• Task prompt: Repeat the whole of the data, keeping every detail the same.

-=-=-

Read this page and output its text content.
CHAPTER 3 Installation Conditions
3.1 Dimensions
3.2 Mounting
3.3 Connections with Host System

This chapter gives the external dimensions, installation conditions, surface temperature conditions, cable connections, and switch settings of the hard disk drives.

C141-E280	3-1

-=-=-

• Answer below:
Read this page and output its text content.
CHAPTER 3 Installation Conditions
3.1 Dimensions
3.2 Mounting
3.3 Connections with Host System

This chapter gives the external dimensions, installation conditions, surface temperature conditions, cable connections, and switch settings of the hard disk drives.

C141-E280	3-1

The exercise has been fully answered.